[Records excerpted from a collection]

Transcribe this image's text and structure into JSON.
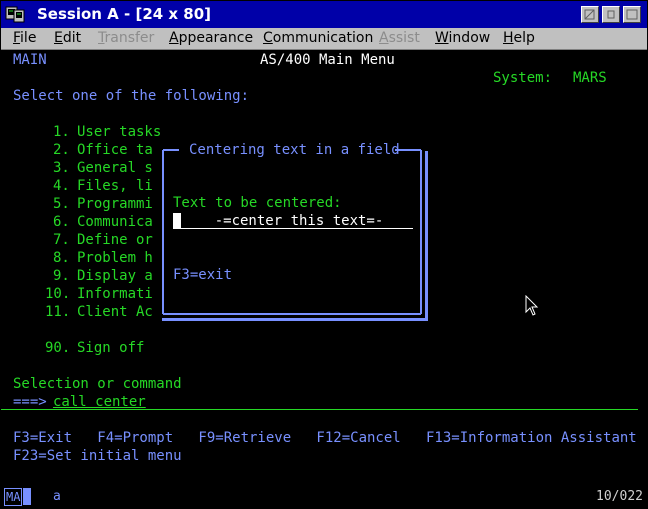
{
  "window": {
    "title": "Session A - [24 x 80]"
  },
  "menu": {
    "items": [
      {
        "label": "File",
        "underline": "F",
        "rest": "ile",
        "enabled": true
      },
      {
        "label": "Edit",
        "underline": "E",
        "rest": "dit",
        "enabled": true
      },
      {
        "label": "Transfer",
        "underline": "T",
        "rest": "ransfer",
        "enabled": false
      },
      {
        "label": "Appearance",
        "underline": "A",
        "rest": "ppearance",
        "enabled": true
      },
      {
        "label": "Communication",
        "underline": "C",
        "rest": "ommunication",
        "enabled": true
      },
      {
        "label": "Assist",
        "underline": "A",
        "rest": "ssist",
        "enabled": false
      },
      {
        "label": "Window",
        "underline": "W",
        "rest": "indow",
        "enabled": true
      },
      {
        "label": "Help",
        "underline": "H",
        "rest": "elp",
        "enabled": true
      }
    ]
  },
  "screen": {
    "menu_id": "MAIN",
    "title": "AS/400 Main Menu",
    "system_label": "System:",
    "system_name": "MARS",
    "prompt": "Select one of the following:",
    "options": [
      {
        "num": "1.",
        "text": "User tasks"
      },
      {
        "num": "2.",
        "text": "Office ta"
      },
      {
        "num": "3.",
        "text": "General s"
      },
      {
        "num": "4.",
        "text": "Files, li"
      },
      {
        "num": "5.",
        "text": "Programmi"
      },
      {
        "num": "6.",
        "text": "Communica"
      },
      {
        "num": "7.",
        "text": "Define or"
      },
      {
        "num": "8.",
        "text": "Problem h"
      },
      {
        "num": "9.",
        "text": "Display a"
      },
      {
        "num": "10.",
        "text": "Informati"
      },
      {
        "num": "11.",
        "text": "Client Ac"
      },
      {
        "num": "90.",
        "text": "Sign off"
      }
    ],
    "selection_label": "Selection or command",
    "command_arrow": "===>",
    "command_value": "call center",
    "fkeys_line1": "F3=Exit   F4=Prompt   F9=Retrieve   F12=Cancel   F13=Information Assistant",
    "fkeys_line2": "F23=Set initial menu"
  },
  "popup": {
    "title": "Centering text in a field",
    "field_label": "Text to be centered:",
    "field_value": "    -=center this text=-",
    "fkey": "F3=exit"
  },
  "status": {
    "session": "MA",
    "indicator": "a",
    "cursor_pos": "10/022"
  },
  "colors": {
    "terminal_bg": "#000000",
    "blue_text": "#7890ff",
    "green_text": "#26d826",
    "titlebar": "#0000a8"
  }
}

[Written instruction] Collect every line above that contains the word "underline".

[Written response]
        "underline": "F",
        "underline": "E",
        "underline": "T",
        "underline": "A",
        "underline": "C",
        "underline": "A",
        "underline": "W",
        "underline": "H",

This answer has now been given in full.